§ SOURCE EXTRACT:
※ ※ ※

The Office of the National Rail Safety Regulator

Case

[2017] FWC 83

5 JANUARY 2017

No judgment structure available for this case.

[2017] FWC 83
FAIR WORK COMMISSION

DECISION


Fair Work Act 2009

s.768BA - Application for an order about coverage for transferring employees under a state instrument

The Office of the National Rail Safety Regulator
(AG2016/7527)

State and Territory government administration

COMMISSIONER PLATT

ADELAIDE, 5 JANUARY 2017

Application by The Office of the National Rail Safety Regulator for an order about coverage for transferring employees under a state instrument.

[1] This is an application filed by the Office of the National Rail Safety Regulator (ABN 44 260 419 904) (ONRSR) which seeks orders from the Fair Work Commission pursuant to s.768BA of the Fair Work Act 2009 (the Act).

※ ※ ※

Data items
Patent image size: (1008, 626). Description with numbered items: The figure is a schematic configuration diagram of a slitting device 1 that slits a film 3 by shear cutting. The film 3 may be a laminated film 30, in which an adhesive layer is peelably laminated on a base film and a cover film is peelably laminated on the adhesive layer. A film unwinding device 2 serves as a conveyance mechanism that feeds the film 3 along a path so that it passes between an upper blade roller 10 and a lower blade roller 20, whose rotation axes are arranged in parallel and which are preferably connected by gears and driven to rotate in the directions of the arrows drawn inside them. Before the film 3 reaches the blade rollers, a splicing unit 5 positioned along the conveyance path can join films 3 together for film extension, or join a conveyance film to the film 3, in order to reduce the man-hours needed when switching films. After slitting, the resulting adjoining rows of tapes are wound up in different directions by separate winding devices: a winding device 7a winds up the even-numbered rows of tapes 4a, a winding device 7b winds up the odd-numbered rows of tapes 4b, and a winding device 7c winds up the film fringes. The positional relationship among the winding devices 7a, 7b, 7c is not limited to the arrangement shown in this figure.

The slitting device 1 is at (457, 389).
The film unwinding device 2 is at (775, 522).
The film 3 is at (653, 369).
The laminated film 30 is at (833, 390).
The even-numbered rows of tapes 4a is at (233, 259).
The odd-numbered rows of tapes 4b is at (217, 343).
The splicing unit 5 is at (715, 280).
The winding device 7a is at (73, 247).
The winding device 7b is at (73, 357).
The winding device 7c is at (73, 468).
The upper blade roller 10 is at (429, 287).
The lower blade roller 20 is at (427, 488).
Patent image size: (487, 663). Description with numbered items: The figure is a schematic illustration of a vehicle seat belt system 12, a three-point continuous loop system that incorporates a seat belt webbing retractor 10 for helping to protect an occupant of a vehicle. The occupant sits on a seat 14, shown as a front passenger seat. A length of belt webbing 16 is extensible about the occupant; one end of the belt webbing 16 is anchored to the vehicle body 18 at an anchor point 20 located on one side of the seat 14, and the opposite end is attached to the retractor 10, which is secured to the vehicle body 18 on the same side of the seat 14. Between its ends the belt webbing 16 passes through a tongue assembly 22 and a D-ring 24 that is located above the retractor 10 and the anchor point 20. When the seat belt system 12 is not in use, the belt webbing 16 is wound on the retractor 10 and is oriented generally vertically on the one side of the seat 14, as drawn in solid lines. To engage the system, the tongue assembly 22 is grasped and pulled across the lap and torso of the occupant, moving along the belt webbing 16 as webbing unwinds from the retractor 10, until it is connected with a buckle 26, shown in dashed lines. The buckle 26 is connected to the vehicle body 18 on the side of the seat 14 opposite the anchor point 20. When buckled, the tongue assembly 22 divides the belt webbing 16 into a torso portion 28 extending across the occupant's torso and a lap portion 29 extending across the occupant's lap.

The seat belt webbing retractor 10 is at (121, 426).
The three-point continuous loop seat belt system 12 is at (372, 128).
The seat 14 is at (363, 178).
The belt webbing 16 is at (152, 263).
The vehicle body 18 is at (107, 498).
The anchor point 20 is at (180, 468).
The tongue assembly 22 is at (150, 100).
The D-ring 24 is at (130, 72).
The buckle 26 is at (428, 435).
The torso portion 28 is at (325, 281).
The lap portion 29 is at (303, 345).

※ ※ ※

§ TASKS FOR THIS EXERCISE:
**a.** Echo everything in the Fair Work Commission decision from "COMMISSIONER PLATT" down to "2009 (the Act).".
**b.** Under which section of the Fair Work Act 2009 does the applicant seek orders in the Fair Work Commission decision?

§ LIST OF SOLUTIONS:
**a.**
COMMISSIONER PLATT

ADELAIDE, 5 JANUARY 2017

Application by The Office of the National Rail Safety Regulator for an order about coverage for transferring employees under a state instrument.

[1] This is an application filed by the Office of the National Rail Safety Regulator (ABN 44 260 419 904) (ONRSR) which seeks orders from the Fair Work Commission pursuant to s.768BA of the Fair Work Act 2009 (the Act).

**b.** Section 768BA